▶ **Your task**: Collect all the lines that mention the word "museum".

•••••

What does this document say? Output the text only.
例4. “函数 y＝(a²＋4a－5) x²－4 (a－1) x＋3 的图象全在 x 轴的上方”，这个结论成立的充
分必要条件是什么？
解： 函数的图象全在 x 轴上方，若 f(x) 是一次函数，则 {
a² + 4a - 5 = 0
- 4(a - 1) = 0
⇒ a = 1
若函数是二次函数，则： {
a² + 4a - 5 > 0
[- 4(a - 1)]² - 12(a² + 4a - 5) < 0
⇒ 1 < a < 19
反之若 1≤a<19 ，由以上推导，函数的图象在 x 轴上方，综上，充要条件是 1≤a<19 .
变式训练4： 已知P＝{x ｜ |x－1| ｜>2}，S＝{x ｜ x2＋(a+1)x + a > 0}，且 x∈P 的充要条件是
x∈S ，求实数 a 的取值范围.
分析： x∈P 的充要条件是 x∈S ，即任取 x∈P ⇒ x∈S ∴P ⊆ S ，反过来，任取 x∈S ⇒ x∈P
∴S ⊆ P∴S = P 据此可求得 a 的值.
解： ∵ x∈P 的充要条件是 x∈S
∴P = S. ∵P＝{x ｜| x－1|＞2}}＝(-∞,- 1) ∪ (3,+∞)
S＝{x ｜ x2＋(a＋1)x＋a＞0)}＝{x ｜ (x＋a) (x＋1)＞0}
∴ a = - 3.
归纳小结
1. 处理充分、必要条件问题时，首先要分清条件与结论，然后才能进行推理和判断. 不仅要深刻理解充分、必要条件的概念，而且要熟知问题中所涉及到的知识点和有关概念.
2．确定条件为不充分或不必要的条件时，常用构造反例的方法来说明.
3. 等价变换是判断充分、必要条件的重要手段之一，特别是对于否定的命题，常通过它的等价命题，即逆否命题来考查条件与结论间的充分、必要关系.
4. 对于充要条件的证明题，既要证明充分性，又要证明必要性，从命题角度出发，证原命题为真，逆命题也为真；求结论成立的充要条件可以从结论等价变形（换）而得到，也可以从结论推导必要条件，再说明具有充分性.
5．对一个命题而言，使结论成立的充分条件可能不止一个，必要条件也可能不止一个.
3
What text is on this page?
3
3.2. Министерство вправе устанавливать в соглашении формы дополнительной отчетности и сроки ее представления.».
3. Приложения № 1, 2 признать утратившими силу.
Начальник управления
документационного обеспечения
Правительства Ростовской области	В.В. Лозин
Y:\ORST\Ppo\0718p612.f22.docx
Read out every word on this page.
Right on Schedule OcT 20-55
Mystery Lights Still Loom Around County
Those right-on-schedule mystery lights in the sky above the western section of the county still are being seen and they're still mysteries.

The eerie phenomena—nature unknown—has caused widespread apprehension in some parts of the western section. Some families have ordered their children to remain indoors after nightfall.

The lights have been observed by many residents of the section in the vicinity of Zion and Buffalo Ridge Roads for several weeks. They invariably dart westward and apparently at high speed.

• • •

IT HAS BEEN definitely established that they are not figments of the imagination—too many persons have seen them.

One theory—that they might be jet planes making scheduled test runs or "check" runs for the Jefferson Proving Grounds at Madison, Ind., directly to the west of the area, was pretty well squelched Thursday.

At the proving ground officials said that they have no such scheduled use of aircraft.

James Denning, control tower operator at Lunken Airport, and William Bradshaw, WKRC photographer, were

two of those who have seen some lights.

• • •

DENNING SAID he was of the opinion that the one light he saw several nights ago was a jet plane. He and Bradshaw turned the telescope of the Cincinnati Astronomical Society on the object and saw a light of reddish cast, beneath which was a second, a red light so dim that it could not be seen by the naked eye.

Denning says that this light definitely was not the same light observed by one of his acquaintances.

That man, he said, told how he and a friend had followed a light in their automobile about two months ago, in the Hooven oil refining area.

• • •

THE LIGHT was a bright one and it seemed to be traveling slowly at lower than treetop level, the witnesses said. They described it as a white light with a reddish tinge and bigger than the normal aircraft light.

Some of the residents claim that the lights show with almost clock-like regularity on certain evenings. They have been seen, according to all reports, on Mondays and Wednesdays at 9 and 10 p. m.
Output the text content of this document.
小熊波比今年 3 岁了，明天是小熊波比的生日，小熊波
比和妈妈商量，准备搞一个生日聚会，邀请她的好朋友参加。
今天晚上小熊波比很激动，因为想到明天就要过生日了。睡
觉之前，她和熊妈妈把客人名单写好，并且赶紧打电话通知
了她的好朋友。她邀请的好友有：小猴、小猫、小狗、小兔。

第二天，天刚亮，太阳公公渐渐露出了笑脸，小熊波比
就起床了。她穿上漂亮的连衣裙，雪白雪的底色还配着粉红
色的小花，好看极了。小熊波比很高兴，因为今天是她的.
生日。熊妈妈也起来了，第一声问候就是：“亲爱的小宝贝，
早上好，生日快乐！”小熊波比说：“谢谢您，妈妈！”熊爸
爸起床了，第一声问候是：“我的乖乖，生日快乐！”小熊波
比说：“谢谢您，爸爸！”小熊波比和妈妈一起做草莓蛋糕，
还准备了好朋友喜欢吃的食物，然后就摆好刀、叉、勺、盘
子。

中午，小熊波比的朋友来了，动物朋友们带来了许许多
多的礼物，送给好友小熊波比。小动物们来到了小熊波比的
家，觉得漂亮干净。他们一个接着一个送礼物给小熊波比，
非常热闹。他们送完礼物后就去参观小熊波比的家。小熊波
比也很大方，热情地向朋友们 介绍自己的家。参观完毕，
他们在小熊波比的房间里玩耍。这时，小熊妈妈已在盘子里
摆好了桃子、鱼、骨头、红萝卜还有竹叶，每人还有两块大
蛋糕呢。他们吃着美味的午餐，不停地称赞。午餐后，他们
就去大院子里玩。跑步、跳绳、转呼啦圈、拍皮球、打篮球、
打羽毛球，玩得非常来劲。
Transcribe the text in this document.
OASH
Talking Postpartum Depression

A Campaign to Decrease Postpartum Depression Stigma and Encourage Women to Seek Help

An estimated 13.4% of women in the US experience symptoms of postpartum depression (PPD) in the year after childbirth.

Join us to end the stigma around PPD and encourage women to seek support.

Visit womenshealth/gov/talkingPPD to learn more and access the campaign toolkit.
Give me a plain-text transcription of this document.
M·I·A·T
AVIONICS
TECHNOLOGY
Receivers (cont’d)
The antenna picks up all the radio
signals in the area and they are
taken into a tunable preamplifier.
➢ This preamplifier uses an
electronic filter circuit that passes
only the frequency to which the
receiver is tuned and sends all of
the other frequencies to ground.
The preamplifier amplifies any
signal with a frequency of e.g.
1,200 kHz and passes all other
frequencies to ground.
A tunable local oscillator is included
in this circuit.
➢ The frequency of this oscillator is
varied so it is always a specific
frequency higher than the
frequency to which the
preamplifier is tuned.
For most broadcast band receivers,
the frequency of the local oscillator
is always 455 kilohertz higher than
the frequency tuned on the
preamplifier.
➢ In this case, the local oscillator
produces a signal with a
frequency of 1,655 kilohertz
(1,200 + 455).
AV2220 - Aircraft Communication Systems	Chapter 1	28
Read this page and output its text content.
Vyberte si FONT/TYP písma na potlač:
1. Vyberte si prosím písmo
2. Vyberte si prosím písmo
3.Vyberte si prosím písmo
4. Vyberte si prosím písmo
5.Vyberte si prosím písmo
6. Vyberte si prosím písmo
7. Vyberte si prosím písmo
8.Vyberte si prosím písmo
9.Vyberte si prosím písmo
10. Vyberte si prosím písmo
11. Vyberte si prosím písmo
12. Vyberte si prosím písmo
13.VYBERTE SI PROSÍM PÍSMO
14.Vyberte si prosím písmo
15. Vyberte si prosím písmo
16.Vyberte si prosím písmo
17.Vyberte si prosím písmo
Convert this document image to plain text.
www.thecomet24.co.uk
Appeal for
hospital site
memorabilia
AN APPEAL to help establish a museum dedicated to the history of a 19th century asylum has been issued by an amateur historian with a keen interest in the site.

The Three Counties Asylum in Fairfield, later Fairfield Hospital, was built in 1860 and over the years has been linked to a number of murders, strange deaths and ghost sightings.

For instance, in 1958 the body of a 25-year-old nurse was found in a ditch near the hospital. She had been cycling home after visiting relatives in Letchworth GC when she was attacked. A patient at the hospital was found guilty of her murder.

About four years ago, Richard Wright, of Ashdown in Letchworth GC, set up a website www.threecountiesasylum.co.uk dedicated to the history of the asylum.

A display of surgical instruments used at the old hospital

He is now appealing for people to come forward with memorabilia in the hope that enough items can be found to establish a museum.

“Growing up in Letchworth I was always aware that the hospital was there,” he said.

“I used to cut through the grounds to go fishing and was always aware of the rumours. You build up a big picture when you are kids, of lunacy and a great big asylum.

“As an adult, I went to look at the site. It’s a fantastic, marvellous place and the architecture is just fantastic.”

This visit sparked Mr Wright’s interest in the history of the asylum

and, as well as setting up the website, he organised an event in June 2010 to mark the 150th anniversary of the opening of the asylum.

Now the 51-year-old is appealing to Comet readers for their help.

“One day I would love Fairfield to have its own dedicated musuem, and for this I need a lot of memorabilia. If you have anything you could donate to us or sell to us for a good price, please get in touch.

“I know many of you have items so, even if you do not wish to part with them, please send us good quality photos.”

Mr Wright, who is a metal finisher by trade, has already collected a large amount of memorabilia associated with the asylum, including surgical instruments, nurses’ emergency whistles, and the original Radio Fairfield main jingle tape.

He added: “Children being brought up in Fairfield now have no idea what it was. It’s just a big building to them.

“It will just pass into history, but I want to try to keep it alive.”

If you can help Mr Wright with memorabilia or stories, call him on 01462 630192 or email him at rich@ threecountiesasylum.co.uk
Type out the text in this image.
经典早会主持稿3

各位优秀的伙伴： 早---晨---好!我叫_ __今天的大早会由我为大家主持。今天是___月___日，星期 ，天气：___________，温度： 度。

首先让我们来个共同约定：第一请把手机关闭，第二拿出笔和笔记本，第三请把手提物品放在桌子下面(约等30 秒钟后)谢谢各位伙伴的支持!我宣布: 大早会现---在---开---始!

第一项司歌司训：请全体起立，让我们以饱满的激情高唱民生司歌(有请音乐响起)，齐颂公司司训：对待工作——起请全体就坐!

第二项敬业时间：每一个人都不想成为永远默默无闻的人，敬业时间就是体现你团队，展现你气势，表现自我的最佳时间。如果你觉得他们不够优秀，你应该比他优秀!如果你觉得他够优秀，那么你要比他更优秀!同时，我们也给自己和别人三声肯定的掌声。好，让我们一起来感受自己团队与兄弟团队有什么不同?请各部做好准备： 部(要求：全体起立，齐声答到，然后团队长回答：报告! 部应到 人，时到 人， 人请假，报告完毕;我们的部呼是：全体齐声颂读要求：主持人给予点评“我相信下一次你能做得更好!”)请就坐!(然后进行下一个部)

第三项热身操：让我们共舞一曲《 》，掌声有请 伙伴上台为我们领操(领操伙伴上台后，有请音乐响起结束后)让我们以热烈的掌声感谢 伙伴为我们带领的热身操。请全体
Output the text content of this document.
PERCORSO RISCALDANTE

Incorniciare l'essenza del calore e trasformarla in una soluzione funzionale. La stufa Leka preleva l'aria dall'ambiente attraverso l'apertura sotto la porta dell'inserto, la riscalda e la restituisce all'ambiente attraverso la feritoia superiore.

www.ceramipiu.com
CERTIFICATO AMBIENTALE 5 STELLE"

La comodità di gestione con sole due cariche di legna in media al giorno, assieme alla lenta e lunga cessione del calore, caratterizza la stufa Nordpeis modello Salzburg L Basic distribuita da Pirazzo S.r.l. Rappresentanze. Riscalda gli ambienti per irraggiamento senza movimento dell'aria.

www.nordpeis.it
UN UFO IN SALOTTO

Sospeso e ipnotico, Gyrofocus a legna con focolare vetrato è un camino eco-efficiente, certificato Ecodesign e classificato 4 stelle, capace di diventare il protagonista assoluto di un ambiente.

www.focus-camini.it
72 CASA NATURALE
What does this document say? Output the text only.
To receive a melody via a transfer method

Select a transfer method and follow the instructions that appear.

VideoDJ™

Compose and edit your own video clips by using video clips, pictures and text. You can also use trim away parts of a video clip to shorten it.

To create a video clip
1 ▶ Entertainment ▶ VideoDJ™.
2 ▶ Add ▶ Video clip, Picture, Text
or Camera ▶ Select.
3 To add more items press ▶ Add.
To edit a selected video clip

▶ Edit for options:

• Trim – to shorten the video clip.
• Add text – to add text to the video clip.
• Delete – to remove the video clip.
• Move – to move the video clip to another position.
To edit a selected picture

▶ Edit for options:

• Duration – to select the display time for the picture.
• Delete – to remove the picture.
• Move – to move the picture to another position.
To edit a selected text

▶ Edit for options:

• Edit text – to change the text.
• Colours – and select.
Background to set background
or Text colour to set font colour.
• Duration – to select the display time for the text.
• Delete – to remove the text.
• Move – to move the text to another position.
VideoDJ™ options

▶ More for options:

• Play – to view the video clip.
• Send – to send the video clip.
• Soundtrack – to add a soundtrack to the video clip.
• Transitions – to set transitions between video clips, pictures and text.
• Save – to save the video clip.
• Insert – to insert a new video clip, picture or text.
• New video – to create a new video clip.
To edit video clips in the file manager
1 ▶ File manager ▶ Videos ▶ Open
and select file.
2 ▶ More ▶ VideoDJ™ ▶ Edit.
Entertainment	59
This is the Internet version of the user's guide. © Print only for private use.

•••••

▶ **Problem solution**:
AN APPEAL to help establish a museum dedicated to the history of a 19th century asylum has been issued by an amateur historian with a keen interest in the site.
He is now appealing for people to come forward with memorabilia in the hope that enough items can be found to establish a museum.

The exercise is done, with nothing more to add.